== What to produce ==
Give the records below again with each "interactable" swapped for "clickable" and everything else unchanged. Leave the pictures out.

== Data provided ==
-----

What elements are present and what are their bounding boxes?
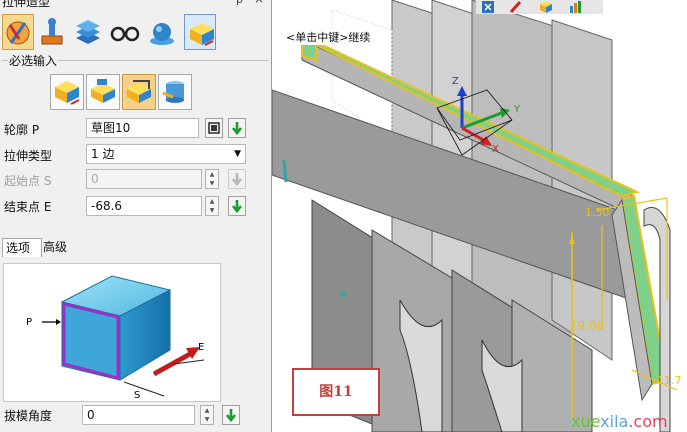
draft-angle-field[interactable]: 0 <box>82 405 195 425</box>
pick-entity-button[interactable] <box>205 118 223 138</box>
panel-title: 拉伸造型 <box>2 0 51 9</box>
x-tool-icon[interactable] <box>480 0 496 14</box>
close-icon[interactable]: × <box>254 0 264 6</box>
extrude-intersect-icon[interactable] <box>122 74 156 110</box>
pin-icon[interactable]: ᵽ <box>236 0 243 6</box>
figure-label: 图11 <box>292 368 380 416</box>
extrude-property-panel: 拉伸造型 ᵽ × <box>0 0 272 432</box>
extrude-type-value: 1 边 <box>91 147 115 161</box>
viewport-toolbar <box>476 0 603 14</box>
axis-label-y: Y <box>513 104 521 115</box>
dimension-label-2[interactable]: 19.00 <box>570 319 604 333</box>
stamp-icon[interactable] <box>36 14 68 50</box>
start-point-field[interactable]: 0 <box>86 169 202 189</box>
dimension-label-3[interactable]: 11.7 <box>657 374 682 387</box>
extrude-type-select[interactable]: 1 边 ▼ <box>86 144 246 164</box>
draft-angle-down-arrow-icon[interactable] <box>222 405 240 425</box>
watermark: xuexila.com <box>571 412 668 431</box>
extrude-type-label: 拉伸类型 <box>4 149 53 163</box>
preview-label-e: E <box>198 342 204 353</box>
dimension-label-1[interactable]: 1.50 <box>585 206 610 219</box>
preview-label-s: S <box>134 390 140 401</box>
profile-down-arrow-icon[interactable] <box>228 118 246 138</box>
layers-icon[interactable] <box>72 14 104 50</box>
start-point-label: 起始点 S <box>4 174 52 188</box>
extrude-solid-icon[interactable] <box>158 74 192 110</box>
middle-click-hint: <单击中键>继续 <box>285 29 372 45</box>
end-point-spinner[interactable]: ▲ ▼ <box>205 196 219 216</box>
draft-angle-spinner[interactable]: ▲ ▼ <box>200 405 214 425</box>
watermark-part-b: xila <box>600 412 629 431</box>
drafting-icon[interactable] <box>2 14 34 50</box>
draft-angle-label: 拔模角度 <box>4 409 53 423</box>
axis-label-x: X <box>492 144 499 155</box>
start-point-spinner[interactable]: ▲ ▼ <box>205 169 219 189</box>
profile-field[interactable]: 草图10 <box>86 118 199 138</box>
sphere-icon[interactable] <box>146 14 178 50</box>
extrude-icon[interactable] <box>184 14 216 50</box>
end-point-field[interactable]: -68.6 <box>86 196 202 216</box>
preview-label-p: P <box>26 317 32 328</box>
watermark-part-c: .com <box>628 412 668 431</box>
extrude-add-icon[interactable] <box>50 74 84 110</box>
pen-icon[interactable] <box>508 0 524 14</box>
tab-options[interactable]: 选项 <box>2 238 42 257</box>
end-point-down-arrow-icon[interactable] <box>228 196 246 216</box>
chart-icon[interactable] <box>568 0 584 14</box>
profile-label: 轮廓 P <box>4 123 40 137</box>
watermark-part-a: xue <box>571 412 601 431</box>
extrude-cut-icon[interactable] <box>86 74 120 110</box>
start-point-down-arrow-icon[interactable] <box>228 169 246 189</box>
axis-label-z: Z <box>452 76 459 87</box>
tab-advanced[interactable]: 高级 <box>40 238 76 256</box>
chevron-down-icon: ▼ <box>234 149 241 159</box>
extrude-preview: P E S <box>3 263 221 402</box>
panel-titlebar: 拉伸造型 ᵽ × <box>0 0 271 9</box>
cube-icon[interactable] <box>538 0 554 14</box>
required-group-title: 必选输入 <box>8 52 59 69</box>
glasses-icon[interactable] <box>108 14 140 50</box>
end-point-label: 结束点 E <box>4 200 52 214</box>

-----

== Task result ==
What elements are present and what are their bounding boxes?
draft-angle-field[clickable]: 0 <box>82 405 195 425</box>
pick-entity-button[clickable] <box>205 118 223 138</box>
panel-title: 拉伸造型 <box>2 0 51 9</box>
x-tool-icon[clickable] <box>480 0 496 14</box>
close-icon[clickable]: × <box>254 0 264 6</box>
extrude-intersect-icon[clickable] <box>122 74 156 110</box>
pin-icon[clickable]: ᵽ <box>236 0 243 6</box>
figure-label: 图11 <box>292 368 380 416</box>
extrude-property-panel: 拉伸造型 ᵽ × <box>0 0 272 432</box>
extrude-type-value: 1 边 <box>91 147 115 161</box>
viewport-toolbar <box>476 0 603 14</box>
axis-label-y: Y <box>513 104 521 115</box>
dimension-label-2[clickable]: 19.00 <box>570 319 604 333</box>
stamp-icon[clickable] <box>36 14 68 50</box>
start-point-field[clickable]: 0 <box>86 169 202 189</box>
dimension-label-3[clickable]: 11.7 <box>657 374 682 387</box>
extrude-type-select[clickable]: 1 边 ▼ <box>86 144 246 164</box>
draft-angle-down-arrow-icon[clickable] <box>222 405 240 425</box>
watermark: xuexila.com <box>571 412 668 431</box>
extrude-type-label: 拉伸类型 <box>4 149 53 163</box>
preview-label-e: E <box>198 342 204 353</box>
dimension-label-1[clickable]: 1.50 <box>585 206 610 219</box>
preview-label-s: S <box>134 390 140 401</box>
profile-down-arrow-icon[clickable] <box>228 118 246 138</box>
layers-icon[clickable] <box>72 14 104 50</box>
start-point-label: 起始点 S <box>4 174 52 188</box>
extrude-solid-icon[clickable] <box>158 74 192 110</box>
middle-click-hint: <单击中键>继续 <box>285 29 372 45</box>
end-point-spinner[clickable]: ▲ ▼ <box>205 196 219 216</box>
draft-angle-spinner[clickable]: ▲ ▼ <box>200 405 214 425</box>
watermark-part-b: xila <box>600 412 629 431</box>
drafting-icon[clickable] <box>2 14 34 50</box>
draft-angle-label: 拔模角度 <box>4 409 53 423</box>
axis-label-x: X <box>492 144 499 155</box>
start-point-spinner[clickable]: ▲ ▼ <box>205 169 219 189</box>
profile-field[clickable]: 草图10 <box>86 118 199 138</box>
sphere-icon[clickable] <box>146 14 178 50</box>
extrude-icon[clickable] <box>184 14 216 50</box>
end-point-field[clickable]: -68.6 <box>86 196 202 216</box>
preview-label-p: P <box>26 317 32 328</box>
watermark-part-c: .com <box>628 412 668 431</box>
extrude-add-icon[clickable] <box>50 74 84 110</box>
pen-icon[clickable] <box>508 0 524 14</box>
tab-options[clickable]: 选项 <box>2 238 42 257</box>
end-point-down-arrow-icon[clickable] <box>228 196 246 216</box>
chart-icon[clickable] <box>568 0 584 14</box>
profile-label: 轮廓 P <box>4 123 40 137</box>
watermark-part-a: xue <box>571 412 601 431</box>
extrude-cut-icon[clickable] <box>86 74 120 110</box>
start-point-down-arrow-icon[clickable] <box>228 169 246 189</box>
axis-label-z: Z <box>452 76 459 87</box>
tab-advanced[clickable]: 高级 <box>40 238 76 256</box>
chevron-down-icon: ▼ <box>234 149 241 159</box>
extrude-preview: P E S <box>3 263 221 402</box>
panel-titlebar: 拉伸造型 ᵽ × <box>0 0 271 9</box>
cube-icon[clickable] <box>538 0 554 14</box>
required-group-title: 必选输入 <box>8 52 59 69</box>
glasses-icon[clickable] <box>108 14 140 50</box>
end-point-label: 结束点 E <box>4 200 52 214</box>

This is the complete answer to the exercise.